◆ **INFORMATION SUPPLIED**

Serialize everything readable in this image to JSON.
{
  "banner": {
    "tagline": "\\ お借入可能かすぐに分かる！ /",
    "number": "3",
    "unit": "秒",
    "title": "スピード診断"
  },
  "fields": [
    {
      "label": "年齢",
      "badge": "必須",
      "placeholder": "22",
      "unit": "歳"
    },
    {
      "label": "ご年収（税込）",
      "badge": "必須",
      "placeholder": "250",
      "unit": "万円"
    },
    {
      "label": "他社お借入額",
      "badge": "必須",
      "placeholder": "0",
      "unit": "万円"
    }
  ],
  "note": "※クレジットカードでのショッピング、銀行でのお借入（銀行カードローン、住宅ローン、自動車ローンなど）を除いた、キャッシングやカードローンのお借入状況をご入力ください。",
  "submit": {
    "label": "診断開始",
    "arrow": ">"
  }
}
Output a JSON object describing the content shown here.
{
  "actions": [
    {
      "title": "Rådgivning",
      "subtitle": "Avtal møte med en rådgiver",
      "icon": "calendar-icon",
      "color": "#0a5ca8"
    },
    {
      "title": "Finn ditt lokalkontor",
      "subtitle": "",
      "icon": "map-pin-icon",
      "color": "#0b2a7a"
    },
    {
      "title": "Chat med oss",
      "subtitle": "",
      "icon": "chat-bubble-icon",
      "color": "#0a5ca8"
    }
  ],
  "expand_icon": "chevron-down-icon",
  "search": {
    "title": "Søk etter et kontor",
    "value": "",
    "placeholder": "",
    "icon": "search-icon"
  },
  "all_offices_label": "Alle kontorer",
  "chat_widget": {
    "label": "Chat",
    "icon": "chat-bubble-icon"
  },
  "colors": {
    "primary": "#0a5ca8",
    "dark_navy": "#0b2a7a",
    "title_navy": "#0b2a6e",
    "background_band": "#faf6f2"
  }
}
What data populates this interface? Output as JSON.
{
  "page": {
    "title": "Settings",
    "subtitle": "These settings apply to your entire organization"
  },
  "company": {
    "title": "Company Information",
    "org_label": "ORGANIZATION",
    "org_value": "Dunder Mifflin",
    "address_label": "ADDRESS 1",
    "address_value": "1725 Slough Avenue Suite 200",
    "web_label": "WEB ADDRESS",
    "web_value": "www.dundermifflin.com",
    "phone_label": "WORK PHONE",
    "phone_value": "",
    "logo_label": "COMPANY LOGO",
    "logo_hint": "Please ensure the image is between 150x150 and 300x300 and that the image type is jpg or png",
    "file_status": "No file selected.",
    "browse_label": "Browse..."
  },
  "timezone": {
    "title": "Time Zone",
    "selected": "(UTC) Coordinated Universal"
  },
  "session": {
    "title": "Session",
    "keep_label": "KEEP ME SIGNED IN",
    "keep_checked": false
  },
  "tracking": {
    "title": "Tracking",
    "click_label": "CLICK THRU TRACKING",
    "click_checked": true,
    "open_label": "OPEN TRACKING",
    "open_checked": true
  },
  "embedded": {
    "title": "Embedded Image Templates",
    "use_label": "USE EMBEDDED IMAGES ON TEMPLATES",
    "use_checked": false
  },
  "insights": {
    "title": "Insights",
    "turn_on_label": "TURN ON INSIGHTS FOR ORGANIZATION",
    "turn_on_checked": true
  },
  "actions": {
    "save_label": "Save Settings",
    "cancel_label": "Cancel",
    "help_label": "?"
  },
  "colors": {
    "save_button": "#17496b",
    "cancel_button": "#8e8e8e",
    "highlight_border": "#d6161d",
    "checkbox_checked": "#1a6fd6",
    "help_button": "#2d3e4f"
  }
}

◆ **STATED EXERCISE**
Quote the data in full, keeping each word unchanged.

◆ **SOLUTION FOR THIS TASK**
Serialize everything readable in this image to JSON.
{
  "banner": {
    "tagline": "\\ お借入可能かすぐに分かる！ /",
    "number": "3",
    "unit": "秒",
    "title": "スピード診断"
  },
  "fields": [
    {
      "label": "年齢",
      "badge": "必須",
      "placeholder": "22",
      "unit": "歳"
    },
    {
      "label": "ご年収（税込）",
      "badge": "必須",
      "placeholder": "250",
      "unit": "万円"
    },
    {
      "label": "他社お借入額",
      "badge": "必須",
      "placeholder": "0",
      "unit": "万円"
    }
  ],
  "note": "※クレジットカードでのショッピング、銀行でのお借入（銀行カードローン、住宅ローン、自動車ローンなど）を除いた、キャッシングやカードローンのお借入状況をご入力ください。",
  "submit": {
    "label": "診断開始",
    "arrow": ">"
  }
}
Output a JSON object describing the content shown here.
{
  "actions": [
    {
      "title": "Rådgivning",
      "subtitle": "Avtal møte med en rådgiver",
      "icon": "calendar-icon",
      "color": "#0a5ca8"
    },
    {
      "title": "Finn ditt lokalkontor",
      "subtitle": "",
      "icon": "map-pin-icon",
      "color": "#0b2a7a"
    },
    {
      "title": "Chat med oss",
      "subtitle": "",
      "icon": "chat-bubble-icon",
      "color": "#0a5ca8"
    }
  ],
  "expand_icon": "chevron-down-icon",
  "search": {
    "title": "Søk etter et kontor",
    "value": "",
    "placeholder": "",
    "icon": "search-icon"
  },
  "all_offices_label": "Alle kontorer",
  "chat_widget": {
    "label": "Chat",
    "icon": "chat-bubble-icon"
  },
  "colors": {
    "primary": "#0a5ca8",
    "dark_navy": "#0b2a7a",
    "title_navy": "#0b2a6e",
    "background_band": "#faf6f2"
  }
}
What data populates this interface? Output as JSON.
{
  "page": {
    "title": "Settings",
    "subtitle": "These settings apply to your entire organization"
  },
  "company": {
    "title": "Company Information",
    "org_label": "ORGANIZATION",
    "org_value": "Dunder Mifflin",
    "address_label": "ADDRESS 1",
    "address_value": "1725 Slough Avenue Suite 200",
    "web_label": "WEB ADDRESS",
    "web_value": "www.dundermifflin.com",
    "phone_label": "WORK PHONE",
    "phone_value": "",
    "logo_label": "COMPANY LOGO",
    "logo_hint": "Please ensure the image is between 150x150 and 300x300 and that the image type is jpg or png",
    "file_status": "No file selected.",
    "browse_label": "Browse..."
  },
  "timezone": {
    "title": "Time Zone",
    "selected": "(UTC) Coordinated Universal"
  },
  "session": {
    "title": "Session",
    "keep_label": "KEEP ME SIGNED IN",
    "keep_checked": false
  },
  "tracking": {
    "title": "Tracking",
    "click_label": "CLICK THRU TRACKING",
    "click_checked": true,
    "open_label": "OPEN TRACKING",
    "open_checked": true
  },
  "embedded": {
    "title": "Embedded Image Templates",
    "use_label": "USE EMBEDDED IMAGES ON TEMPLATES",
    "use_checked": false
  },
  "insights": {
    "title": "Insights",
    "turn_on_label": "TURN ON INSIGHTS FOR ORGANIZATION",
    "turn_on_checked": true
  },
  "actions": {
    "save_label": "Save Settings",
    "cancel_label": "Cancel",
    "help_label": "?"
  },
  "colors": {
    "save_button": "#17496b",
    "cancel_button": "#8e8e8e",
    "highlight_border": "#d6161d",
    "checkbox_checked": "#1a6fd6",
    "help_button": "#2d3e4f"
  }
}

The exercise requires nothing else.